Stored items
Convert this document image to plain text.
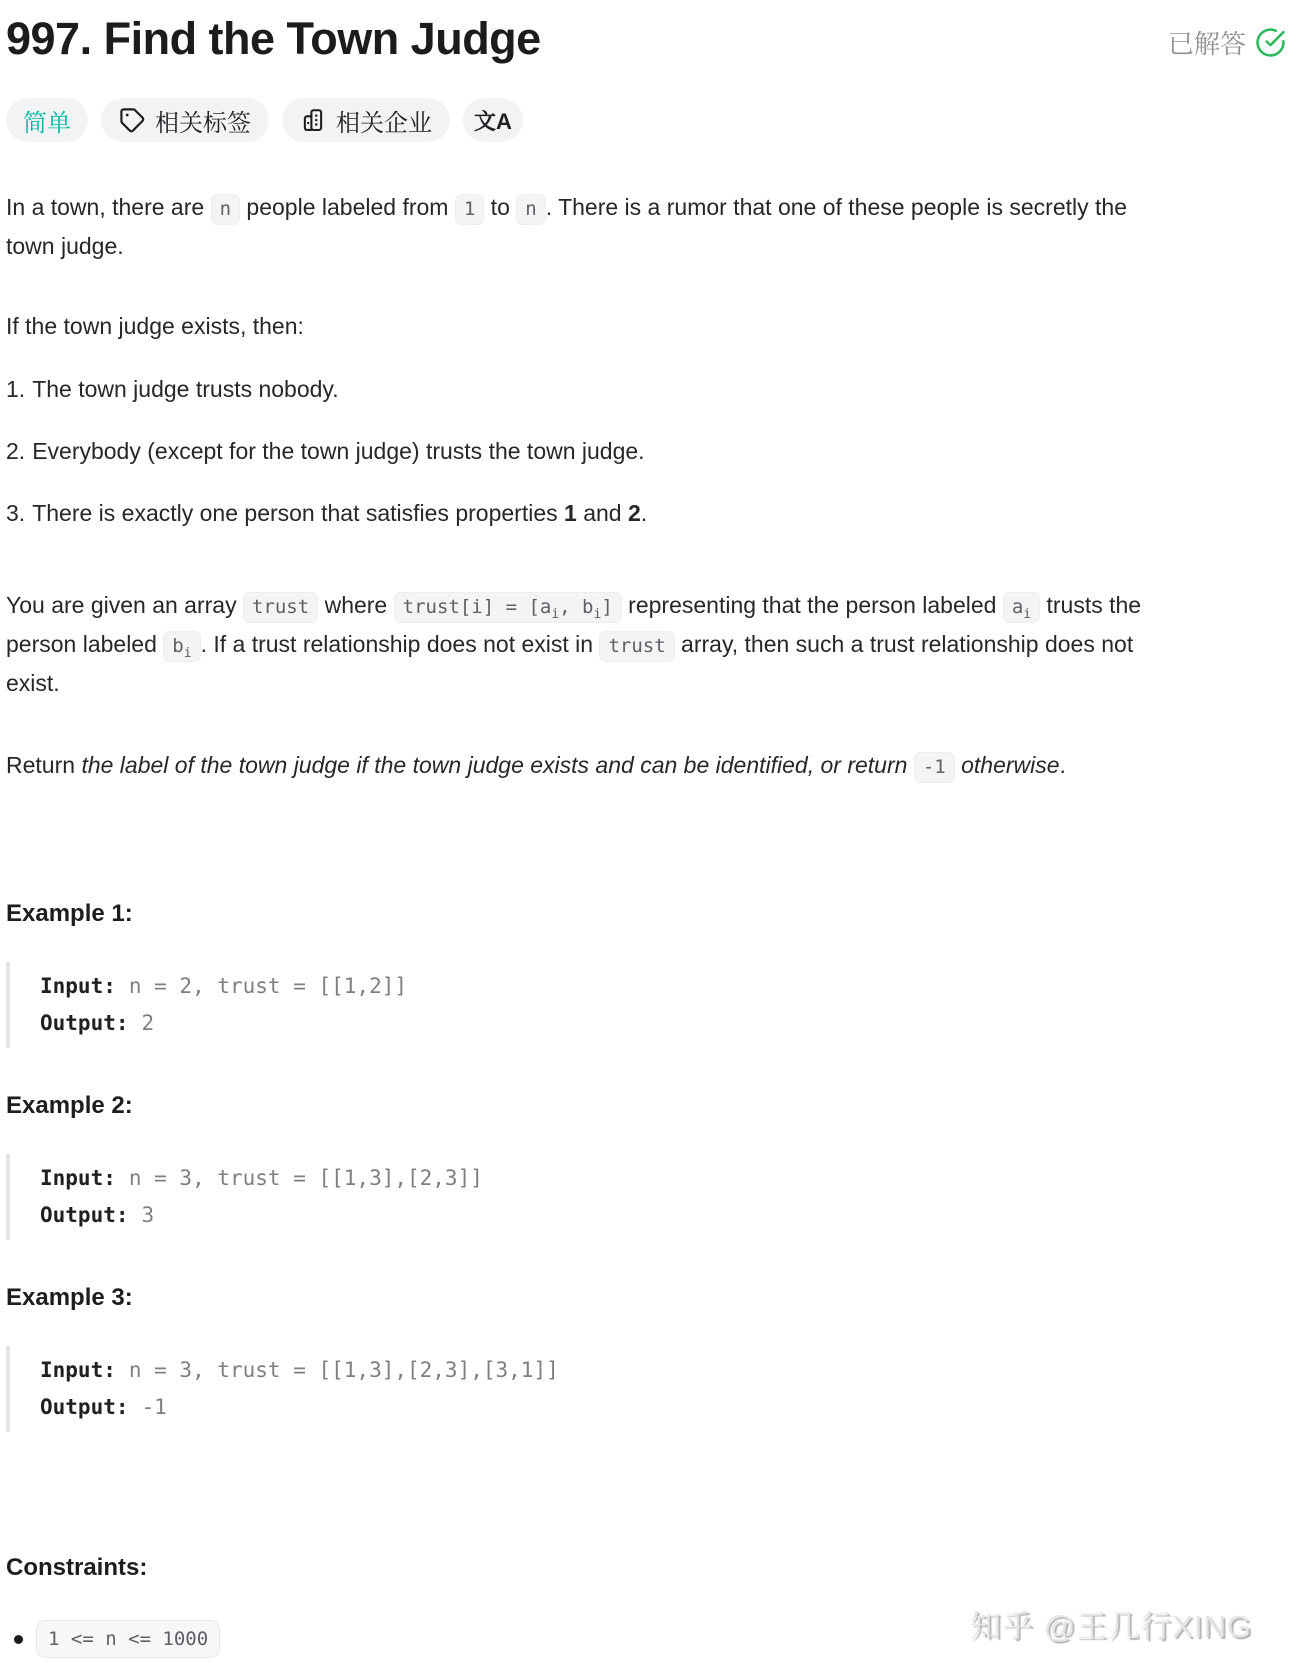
997. Find the Town Judge	已解答
简单	相关标签	相关企业 文A

In a town, there are n people labeled from 1 to n . There is a rumor that one of these people is secretly the town judge.

If the town judge exists, then:

1. The town judge trusts nobody.
2. Everybody (except for the town judge) trusts the town judge.
3. There is exactly one person that satisfies properties 1 and 2.

You are given an array trust where trust[i] = [$a_i$, $b_i$] representing that the person labeled $a_i$ trusts the person labeled $b_i$ . If a trust relationship does not exist in trust array, then such a trust relationship does not exist.

Return the label of the town judge if the town judge exists and can be identified, or return -1 otherwise.

Example 1:
Input: n = 2, trust = [[1,2]]
Output: 2
Example 2:
Input: n = 3, trust = [[1,3],[2,3]]
Output: 3
Example 3:
Input: n = 3, trust = [[1,3],[2,3],[3,1]]
Output: -1
Constraints:
1 <= n <= 1000	知乎 @王几行XING
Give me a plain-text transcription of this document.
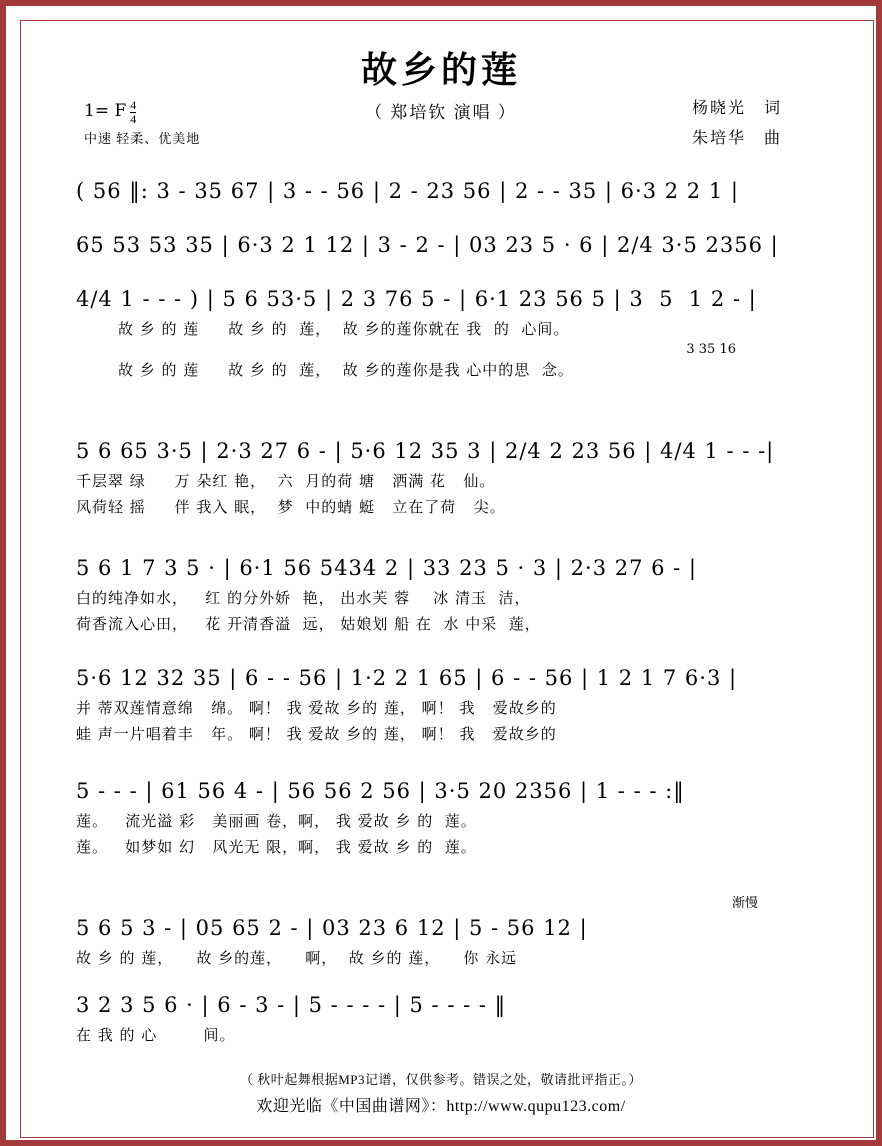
故乡的莲
（ 郑培钦 演唱 ）
1= F $\frac{4}{4}$
中速 轻柔、优美地
杨晓光 词
朱培华 曲
( 56 ‖: 3 - 35 67 | 3 - - 56 | 2 - 23 56 | 2 - - 35 | 6·3 2 2 1 |
65 53 53 35 | 6·3 2 1 12 | 3 - 2 - | 03 23 5 · 6 | 2/4 3·5 2356 |
4/4 1 - - - ) | 5 6 53·5 | 2 3 76 5 - | 6·1 23 56 5 | 3  5  1 2 - |
故 乡 的 莲     故 乡 的  莲，  故 乡的莲你就在 我  的  心间。
3 35 16
故 乡 的 莲     故 乡 的  莲，  故 乡的莲你是我 心中的思  念。
5 6 65 3·5 | 2·3 27 6 - | 5·6 12 35 3 | 2/4 2 23 56 | 4/4 1 - - -|
千层翠 绿     万 朵红 艳，  六  月的荷 塘   洒满 花   仙。
风荷轻 摇     伴 我入 眠，  梦  中的蜻 蜓   立在了荷   尖。
5 6 1 7 3 5 · | 6·1 56 5434 2 | 33 23 5 · 3 | 2·3 27 6 - |
白的纯净如水，   红 的分外娇  艳， 出水芙 蓉    冰 清玉  洁，
荷香流入心田，   花 开清香溢  远， 姑娘划 船 在  水 中采  莲，
5·6 12 32 35 | 6 - - 56 | 1·2 2 1 65 | 6 - - 56 | 1 2 1 7 6·3 |
并 蒂双莲情意绵   绵。 啊！ 我 爱故 乡的 莲， 啊！ 我   爱故乡的
蛙 声一片唱着丰   年。 啊！ 我 爱故 乡的 莲， 啊！ 我   爱故乡的
5 - - - | 61 56 4 - | 56 56 2 56 | 3·5 20 2356 | 1 - - - :‖
莲。   流光溢 彩   美丽画 卷，啊， 我 爱故 乡 的  莲。
莲。   如梦如 幻   风光无 限，啊， 我 爱故 乡 的  莲。
渐慢
5 6 5 3 - | 05 65 2 - | 03 23 6 12 | 5 - 56 12 |
故 乡 的 莲，    故 乡的莲，    啊，  故 乡的 莲，    你 永远
3 2 3 5 6 · | 6 - 3 - | 5 - - - - | 5 - - - - ‖
在 我 的 心        间。
（ 秋叶起舞根据MP3记谱，仅供参考。错误之处，敬请批评指正。）
欢迎光临《中国曲谱网》：http://www.qupu123.com/
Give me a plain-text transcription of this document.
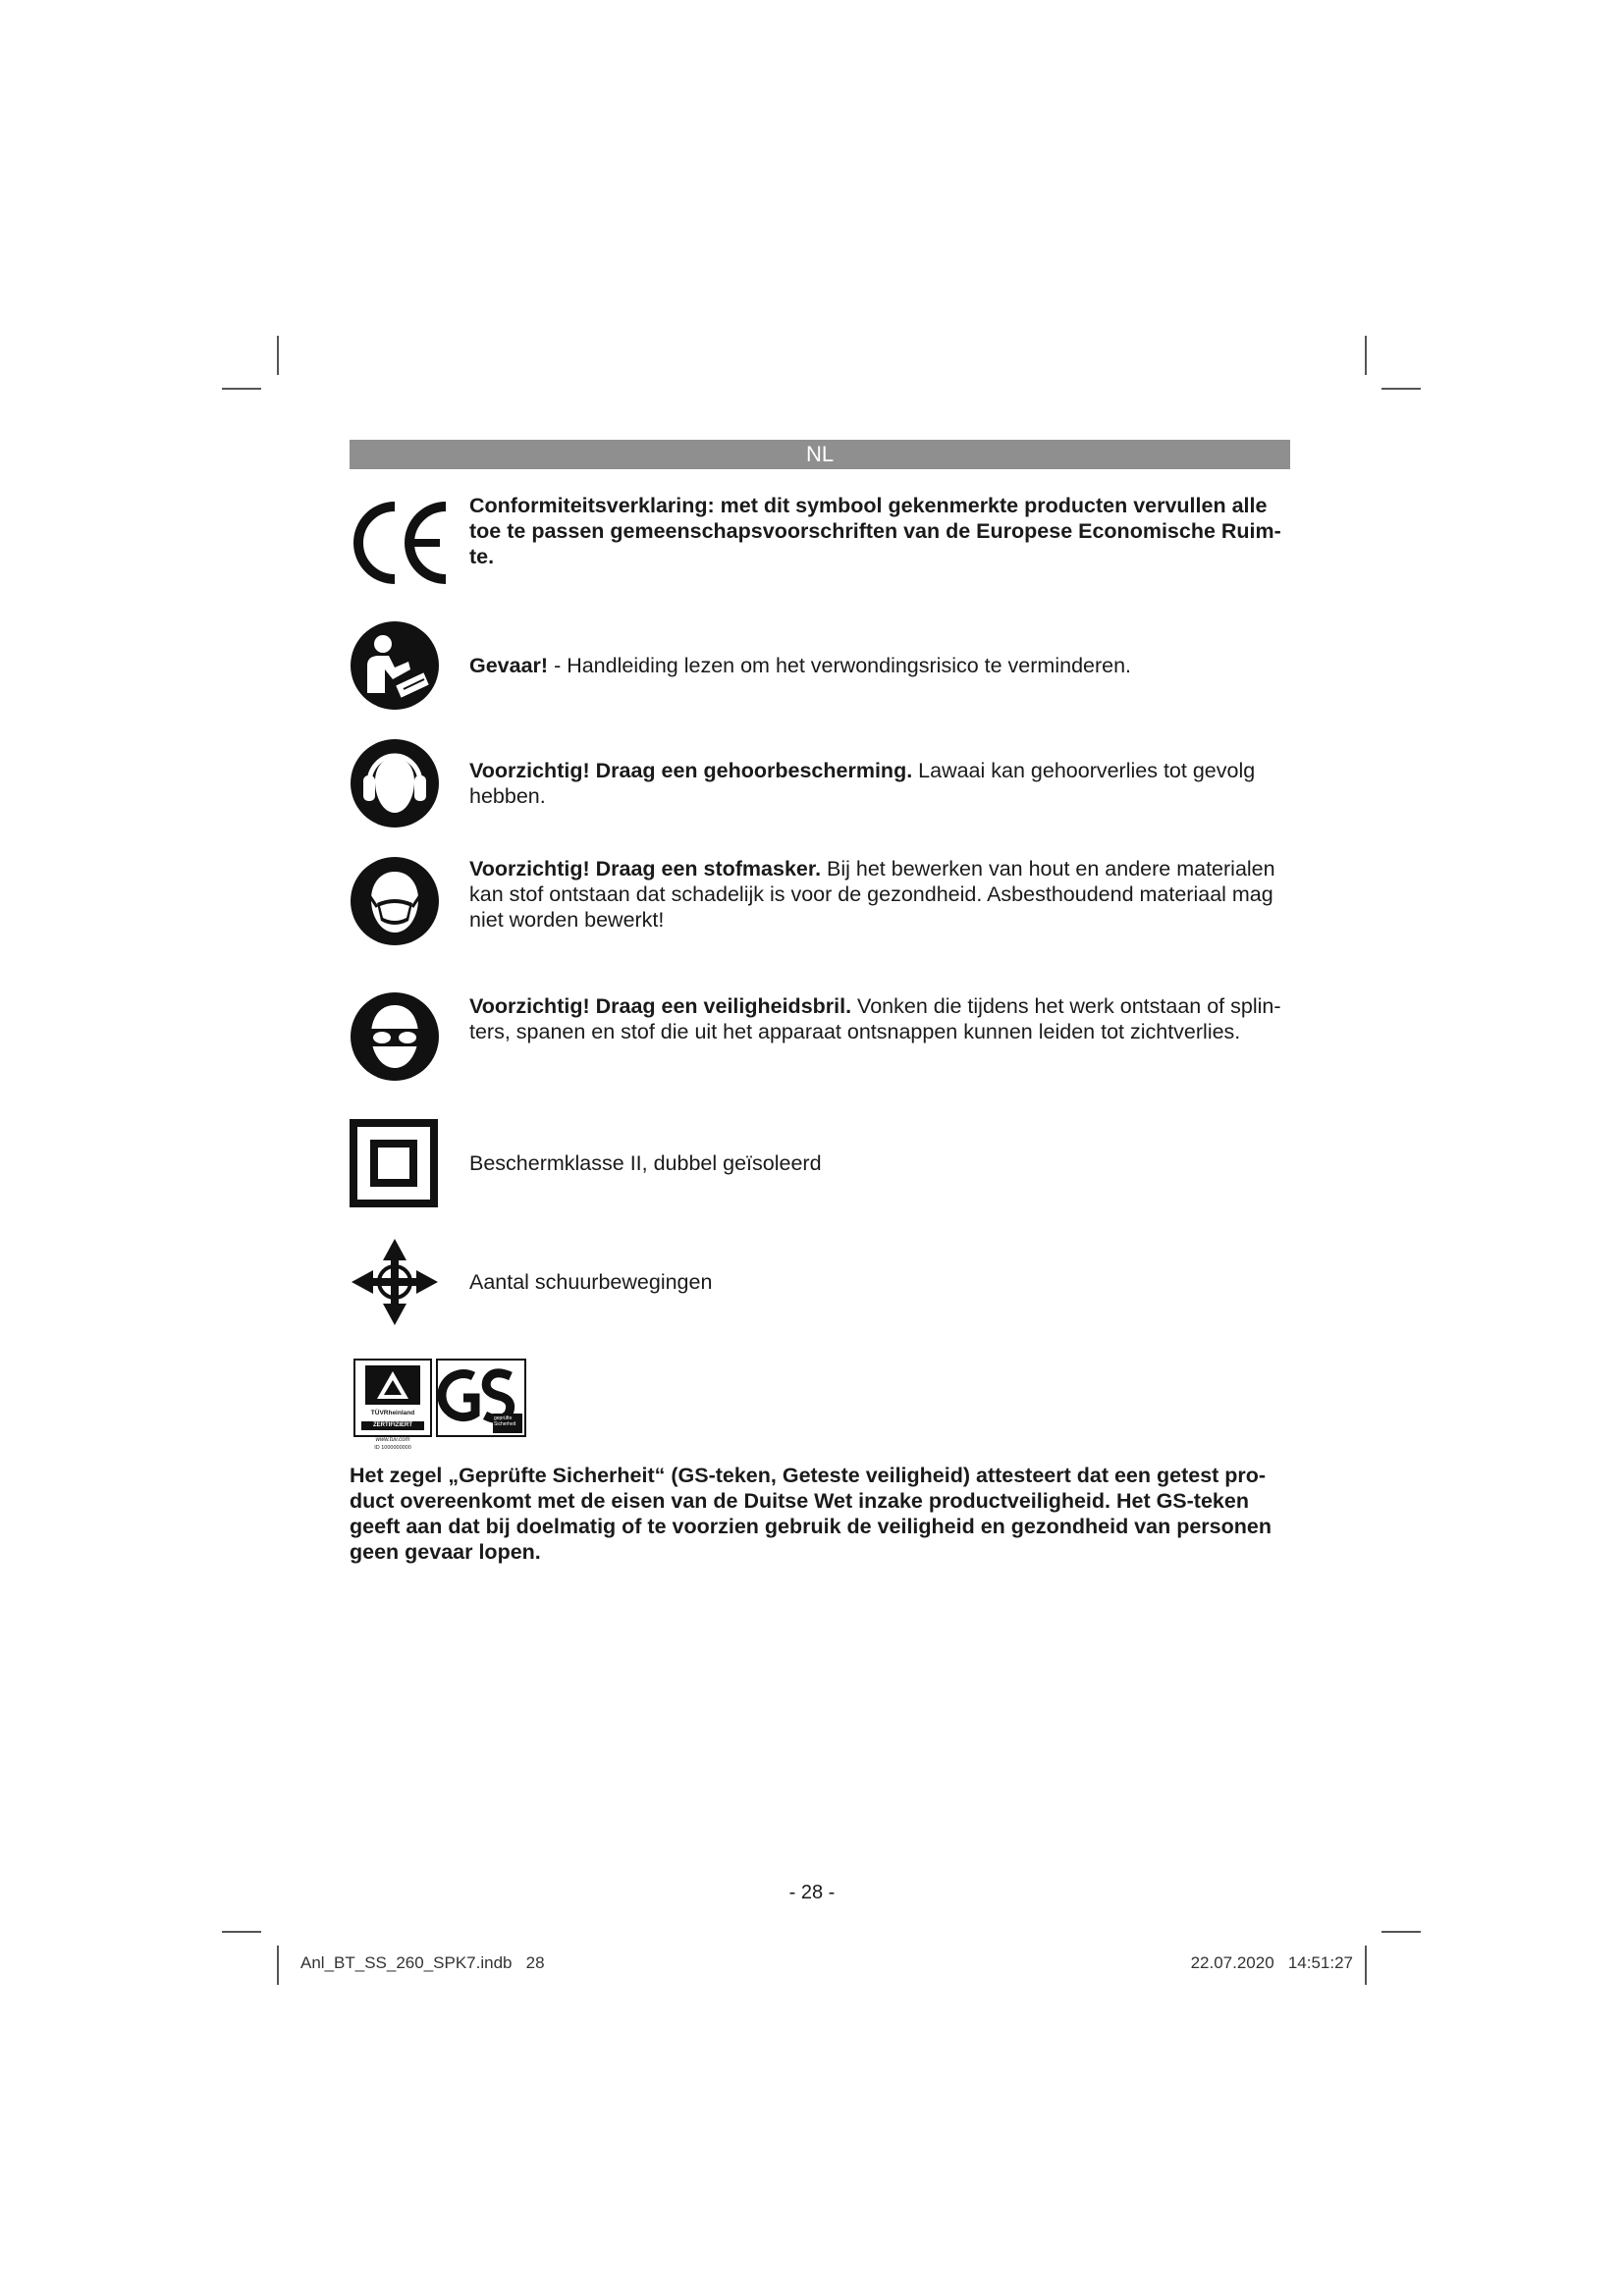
NL
Conformiteitsverklaring: met dit symbool gekenmerkte producten vervullen alle toe te passen gemeenschapsvoorschriften van de Europese Economische Ruim-te.
Gevaar! - Handleiding lezen om het verwondingsrisico te verminderen.
Voorzichtig! Draag een gehoorbescherming. Lawaai kan gehoorverlies tot gevolg hebben.
Voorzichtig! Draag een stofmasker. Bij het bewerken van hout en andere materialen kan stof ontstaan dat schadelijk is voor de gezondheid. Asbesthoudend materiaal mag niet worden bewerkt!
Voorzichtig! Draag een veiligheidsbril. Vonken die tijdens het werk ontstaan of splin-ters, spanen en stof die uit het apparaat ontsnappen kunnen leiden tot zichtverlies.
Beschermklasse II, dubbel geïsoleerd
Aantal schuurbewegingen
TÜVRheinland
ZERTIFIZIERT
www.tuv.com
ID 1000000000
geprüfte Sicherheit
Het zegel „Geprüfte Sicherheit“ (GS-teken, Geteste veiligheid) attesteert dat een getest pro-duct overeenkomt met de eisen van de Duitse Wet inzake productveiligheid. Het GS-teken geeft aan dat bij doelmatig of te voorzien gebruik de veiligheid en gezondheid van personen geen gevaar lopen.
- 28 -
Anl_BT_SS_260_SPK7.indb   28	22.07.2020   14:51:27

■ Given problem ■
Go through the records and pull out each line that includes the word "Input".

■ Reply to the task ■
Input: n = 2, trust = [[1,2]]
Input: n = 3, trust = [[1,3],[2,3]]
Input: n = 3, trust = [[1,3],[2,3],[3,1]]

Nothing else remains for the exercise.